• _Entries_:
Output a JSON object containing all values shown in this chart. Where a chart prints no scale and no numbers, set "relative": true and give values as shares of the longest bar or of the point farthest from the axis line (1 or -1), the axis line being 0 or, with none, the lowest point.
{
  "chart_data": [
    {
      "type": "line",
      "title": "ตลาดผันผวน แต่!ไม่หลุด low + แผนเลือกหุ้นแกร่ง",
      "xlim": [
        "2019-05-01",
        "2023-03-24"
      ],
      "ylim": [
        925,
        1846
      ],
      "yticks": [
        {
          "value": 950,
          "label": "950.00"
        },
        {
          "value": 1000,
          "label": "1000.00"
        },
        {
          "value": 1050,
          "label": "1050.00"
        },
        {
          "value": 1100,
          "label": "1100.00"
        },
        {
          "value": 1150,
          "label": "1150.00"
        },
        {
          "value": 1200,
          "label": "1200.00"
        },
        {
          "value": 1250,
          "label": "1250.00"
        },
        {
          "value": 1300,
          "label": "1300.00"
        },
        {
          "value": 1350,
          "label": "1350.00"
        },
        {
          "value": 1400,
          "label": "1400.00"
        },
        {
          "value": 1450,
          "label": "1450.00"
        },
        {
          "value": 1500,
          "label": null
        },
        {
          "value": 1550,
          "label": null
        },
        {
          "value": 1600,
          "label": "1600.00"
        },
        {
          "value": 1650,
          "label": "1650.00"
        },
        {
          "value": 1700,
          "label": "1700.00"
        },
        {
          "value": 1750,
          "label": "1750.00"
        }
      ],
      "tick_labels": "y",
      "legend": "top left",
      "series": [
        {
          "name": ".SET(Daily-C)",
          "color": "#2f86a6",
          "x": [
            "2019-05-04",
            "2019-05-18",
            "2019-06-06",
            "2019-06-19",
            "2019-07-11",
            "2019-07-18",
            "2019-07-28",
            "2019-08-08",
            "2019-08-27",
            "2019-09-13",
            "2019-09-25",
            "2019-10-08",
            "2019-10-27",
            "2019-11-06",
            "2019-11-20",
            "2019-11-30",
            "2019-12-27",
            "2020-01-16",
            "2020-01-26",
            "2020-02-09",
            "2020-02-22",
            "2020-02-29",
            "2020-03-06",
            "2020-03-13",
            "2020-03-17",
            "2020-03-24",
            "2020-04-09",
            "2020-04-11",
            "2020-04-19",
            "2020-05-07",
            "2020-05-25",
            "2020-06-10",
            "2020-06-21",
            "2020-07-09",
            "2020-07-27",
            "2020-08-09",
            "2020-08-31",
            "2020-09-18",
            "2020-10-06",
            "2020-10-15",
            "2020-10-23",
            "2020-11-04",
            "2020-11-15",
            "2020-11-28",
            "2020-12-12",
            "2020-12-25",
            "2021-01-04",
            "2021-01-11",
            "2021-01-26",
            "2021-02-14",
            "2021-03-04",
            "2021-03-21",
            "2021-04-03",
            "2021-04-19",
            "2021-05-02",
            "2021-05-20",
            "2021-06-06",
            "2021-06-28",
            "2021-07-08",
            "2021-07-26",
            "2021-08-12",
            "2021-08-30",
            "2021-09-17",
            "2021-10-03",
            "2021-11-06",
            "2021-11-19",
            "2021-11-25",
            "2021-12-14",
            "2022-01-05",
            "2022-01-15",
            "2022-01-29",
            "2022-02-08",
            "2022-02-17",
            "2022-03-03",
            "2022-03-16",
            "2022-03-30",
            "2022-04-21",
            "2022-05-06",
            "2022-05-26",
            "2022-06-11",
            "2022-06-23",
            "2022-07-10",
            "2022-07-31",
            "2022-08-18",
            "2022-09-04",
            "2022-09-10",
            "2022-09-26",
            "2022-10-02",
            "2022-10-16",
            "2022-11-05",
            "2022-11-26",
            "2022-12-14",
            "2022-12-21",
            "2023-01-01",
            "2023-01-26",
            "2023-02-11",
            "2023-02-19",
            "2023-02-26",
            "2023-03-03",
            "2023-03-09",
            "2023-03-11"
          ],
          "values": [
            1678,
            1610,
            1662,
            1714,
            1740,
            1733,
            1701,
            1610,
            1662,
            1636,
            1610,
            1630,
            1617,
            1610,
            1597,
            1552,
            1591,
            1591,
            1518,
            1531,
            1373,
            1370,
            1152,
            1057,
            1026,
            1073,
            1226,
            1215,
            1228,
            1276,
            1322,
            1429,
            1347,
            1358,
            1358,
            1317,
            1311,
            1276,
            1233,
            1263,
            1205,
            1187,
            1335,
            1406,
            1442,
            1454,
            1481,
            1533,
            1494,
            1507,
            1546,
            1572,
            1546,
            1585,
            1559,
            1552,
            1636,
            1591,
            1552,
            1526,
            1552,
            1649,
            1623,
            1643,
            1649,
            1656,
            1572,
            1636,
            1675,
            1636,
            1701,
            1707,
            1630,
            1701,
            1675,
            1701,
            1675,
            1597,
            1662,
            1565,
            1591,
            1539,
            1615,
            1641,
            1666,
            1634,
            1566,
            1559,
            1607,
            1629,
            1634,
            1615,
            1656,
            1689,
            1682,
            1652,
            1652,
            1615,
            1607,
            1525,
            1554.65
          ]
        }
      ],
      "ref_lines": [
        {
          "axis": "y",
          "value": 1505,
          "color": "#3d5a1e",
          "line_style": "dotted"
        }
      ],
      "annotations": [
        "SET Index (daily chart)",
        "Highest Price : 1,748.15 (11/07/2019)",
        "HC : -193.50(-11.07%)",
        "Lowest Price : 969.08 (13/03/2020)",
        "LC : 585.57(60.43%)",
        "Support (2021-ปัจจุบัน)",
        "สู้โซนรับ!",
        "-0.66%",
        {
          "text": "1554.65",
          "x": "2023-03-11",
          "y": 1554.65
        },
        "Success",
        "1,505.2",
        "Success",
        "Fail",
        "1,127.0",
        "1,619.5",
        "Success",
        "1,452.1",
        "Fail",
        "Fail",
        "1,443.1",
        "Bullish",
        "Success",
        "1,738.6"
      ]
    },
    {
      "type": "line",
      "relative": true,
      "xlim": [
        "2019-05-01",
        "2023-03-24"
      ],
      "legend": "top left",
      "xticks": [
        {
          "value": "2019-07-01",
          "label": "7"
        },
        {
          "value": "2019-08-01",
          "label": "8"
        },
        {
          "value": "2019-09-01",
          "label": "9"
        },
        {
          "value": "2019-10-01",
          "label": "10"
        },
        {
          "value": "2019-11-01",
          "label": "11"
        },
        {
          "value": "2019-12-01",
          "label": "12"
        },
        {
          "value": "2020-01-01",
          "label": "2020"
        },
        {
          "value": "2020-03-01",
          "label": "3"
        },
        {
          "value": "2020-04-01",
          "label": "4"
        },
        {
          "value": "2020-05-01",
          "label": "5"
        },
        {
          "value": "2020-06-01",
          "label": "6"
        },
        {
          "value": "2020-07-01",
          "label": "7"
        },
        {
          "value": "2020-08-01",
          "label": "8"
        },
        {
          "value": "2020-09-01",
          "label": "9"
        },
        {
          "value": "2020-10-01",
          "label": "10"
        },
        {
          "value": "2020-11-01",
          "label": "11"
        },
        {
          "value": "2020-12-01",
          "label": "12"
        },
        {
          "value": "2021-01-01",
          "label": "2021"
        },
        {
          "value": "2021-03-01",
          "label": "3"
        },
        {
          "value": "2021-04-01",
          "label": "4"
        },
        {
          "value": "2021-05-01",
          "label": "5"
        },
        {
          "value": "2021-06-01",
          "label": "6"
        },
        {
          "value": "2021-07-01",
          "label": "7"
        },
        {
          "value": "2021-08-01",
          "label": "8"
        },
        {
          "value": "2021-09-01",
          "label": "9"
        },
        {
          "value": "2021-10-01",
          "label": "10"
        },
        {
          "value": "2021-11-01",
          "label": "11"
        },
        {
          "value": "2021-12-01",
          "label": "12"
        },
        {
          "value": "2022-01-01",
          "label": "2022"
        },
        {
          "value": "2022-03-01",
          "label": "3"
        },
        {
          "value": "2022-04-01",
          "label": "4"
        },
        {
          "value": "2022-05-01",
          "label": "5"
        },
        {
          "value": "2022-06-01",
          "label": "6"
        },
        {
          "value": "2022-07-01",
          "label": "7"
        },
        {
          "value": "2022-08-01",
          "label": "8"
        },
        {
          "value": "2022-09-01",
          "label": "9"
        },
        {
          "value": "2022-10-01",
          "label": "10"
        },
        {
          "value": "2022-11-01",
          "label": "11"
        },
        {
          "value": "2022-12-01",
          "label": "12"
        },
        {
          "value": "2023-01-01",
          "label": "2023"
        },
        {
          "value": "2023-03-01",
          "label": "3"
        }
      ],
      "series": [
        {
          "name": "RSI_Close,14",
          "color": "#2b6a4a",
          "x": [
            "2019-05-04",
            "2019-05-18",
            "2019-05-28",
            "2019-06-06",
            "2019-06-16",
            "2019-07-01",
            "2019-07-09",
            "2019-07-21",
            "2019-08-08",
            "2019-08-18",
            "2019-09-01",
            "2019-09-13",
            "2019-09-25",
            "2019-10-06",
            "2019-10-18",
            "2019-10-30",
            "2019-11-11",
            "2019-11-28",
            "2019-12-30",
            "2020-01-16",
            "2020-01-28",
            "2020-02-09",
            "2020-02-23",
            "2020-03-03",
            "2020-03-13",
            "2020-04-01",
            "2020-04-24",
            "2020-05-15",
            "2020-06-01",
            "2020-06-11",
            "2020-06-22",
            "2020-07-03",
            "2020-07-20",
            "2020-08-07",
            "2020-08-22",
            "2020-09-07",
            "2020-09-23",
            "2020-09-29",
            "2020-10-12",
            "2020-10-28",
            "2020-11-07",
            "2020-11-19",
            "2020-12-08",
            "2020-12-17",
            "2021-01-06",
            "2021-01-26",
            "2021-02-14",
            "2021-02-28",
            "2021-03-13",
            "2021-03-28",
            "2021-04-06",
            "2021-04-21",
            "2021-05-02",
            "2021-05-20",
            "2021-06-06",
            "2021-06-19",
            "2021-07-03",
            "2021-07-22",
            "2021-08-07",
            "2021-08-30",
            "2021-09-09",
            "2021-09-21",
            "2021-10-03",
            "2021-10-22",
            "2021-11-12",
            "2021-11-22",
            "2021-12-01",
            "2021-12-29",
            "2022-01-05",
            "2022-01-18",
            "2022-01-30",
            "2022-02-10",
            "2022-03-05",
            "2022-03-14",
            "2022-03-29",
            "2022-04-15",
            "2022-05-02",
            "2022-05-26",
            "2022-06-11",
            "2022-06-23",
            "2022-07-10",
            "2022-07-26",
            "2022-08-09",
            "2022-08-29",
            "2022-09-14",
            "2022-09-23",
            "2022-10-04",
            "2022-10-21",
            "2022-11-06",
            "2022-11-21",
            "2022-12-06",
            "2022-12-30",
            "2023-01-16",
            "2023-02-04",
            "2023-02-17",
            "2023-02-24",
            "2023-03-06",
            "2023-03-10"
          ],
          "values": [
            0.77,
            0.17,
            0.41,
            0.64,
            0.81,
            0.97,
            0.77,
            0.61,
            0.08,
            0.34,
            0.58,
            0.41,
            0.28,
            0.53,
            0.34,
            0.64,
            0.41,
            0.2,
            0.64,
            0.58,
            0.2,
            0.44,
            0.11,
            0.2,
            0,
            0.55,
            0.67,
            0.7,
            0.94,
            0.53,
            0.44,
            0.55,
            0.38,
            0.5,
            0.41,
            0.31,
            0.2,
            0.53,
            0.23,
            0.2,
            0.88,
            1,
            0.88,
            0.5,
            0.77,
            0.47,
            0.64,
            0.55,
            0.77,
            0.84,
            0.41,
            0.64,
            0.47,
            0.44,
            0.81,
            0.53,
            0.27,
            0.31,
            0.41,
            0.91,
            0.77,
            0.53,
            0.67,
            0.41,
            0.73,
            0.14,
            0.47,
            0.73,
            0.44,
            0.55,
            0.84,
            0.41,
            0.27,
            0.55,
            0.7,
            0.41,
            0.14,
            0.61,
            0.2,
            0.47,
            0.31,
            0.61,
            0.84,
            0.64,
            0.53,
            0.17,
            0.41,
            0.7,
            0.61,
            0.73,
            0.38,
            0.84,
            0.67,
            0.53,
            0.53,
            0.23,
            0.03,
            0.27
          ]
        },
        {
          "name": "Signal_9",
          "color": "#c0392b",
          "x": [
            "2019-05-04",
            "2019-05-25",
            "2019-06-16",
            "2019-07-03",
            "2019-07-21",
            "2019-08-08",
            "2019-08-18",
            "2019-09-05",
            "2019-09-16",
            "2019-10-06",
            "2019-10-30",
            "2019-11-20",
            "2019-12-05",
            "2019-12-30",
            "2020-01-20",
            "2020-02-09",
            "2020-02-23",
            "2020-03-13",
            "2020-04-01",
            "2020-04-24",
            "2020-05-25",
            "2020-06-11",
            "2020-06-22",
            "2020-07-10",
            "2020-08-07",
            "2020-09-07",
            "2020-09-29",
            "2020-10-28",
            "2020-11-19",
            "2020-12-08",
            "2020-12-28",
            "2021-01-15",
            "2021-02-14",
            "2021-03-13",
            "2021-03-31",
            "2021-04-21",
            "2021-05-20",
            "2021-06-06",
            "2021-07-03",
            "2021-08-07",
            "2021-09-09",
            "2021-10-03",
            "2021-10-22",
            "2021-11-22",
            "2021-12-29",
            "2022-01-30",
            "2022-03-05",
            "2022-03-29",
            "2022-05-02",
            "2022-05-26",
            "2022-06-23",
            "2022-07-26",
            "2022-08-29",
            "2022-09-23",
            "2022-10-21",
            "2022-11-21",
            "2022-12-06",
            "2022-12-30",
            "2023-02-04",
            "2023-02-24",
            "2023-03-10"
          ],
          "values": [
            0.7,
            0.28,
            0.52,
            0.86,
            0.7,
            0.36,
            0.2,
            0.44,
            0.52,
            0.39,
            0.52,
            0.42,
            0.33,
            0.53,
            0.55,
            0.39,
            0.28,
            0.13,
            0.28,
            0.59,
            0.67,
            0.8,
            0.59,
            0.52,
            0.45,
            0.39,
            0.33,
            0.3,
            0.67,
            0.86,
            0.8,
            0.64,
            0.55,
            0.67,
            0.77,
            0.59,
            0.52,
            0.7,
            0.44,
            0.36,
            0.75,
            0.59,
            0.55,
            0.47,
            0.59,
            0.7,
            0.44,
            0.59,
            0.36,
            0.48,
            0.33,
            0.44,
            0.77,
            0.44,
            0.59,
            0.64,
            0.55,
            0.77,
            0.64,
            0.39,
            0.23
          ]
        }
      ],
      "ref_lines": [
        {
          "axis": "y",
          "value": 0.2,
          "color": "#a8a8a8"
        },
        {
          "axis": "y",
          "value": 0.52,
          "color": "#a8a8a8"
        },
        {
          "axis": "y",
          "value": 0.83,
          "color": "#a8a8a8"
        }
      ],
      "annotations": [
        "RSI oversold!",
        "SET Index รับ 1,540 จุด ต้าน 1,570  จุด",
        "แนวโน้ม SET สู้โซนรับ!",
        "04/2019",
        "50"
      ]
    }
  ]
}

• _Exercise brief_: Only the count is needed: the number of lines in the data that include the word "name".

• _Worked solution_: 3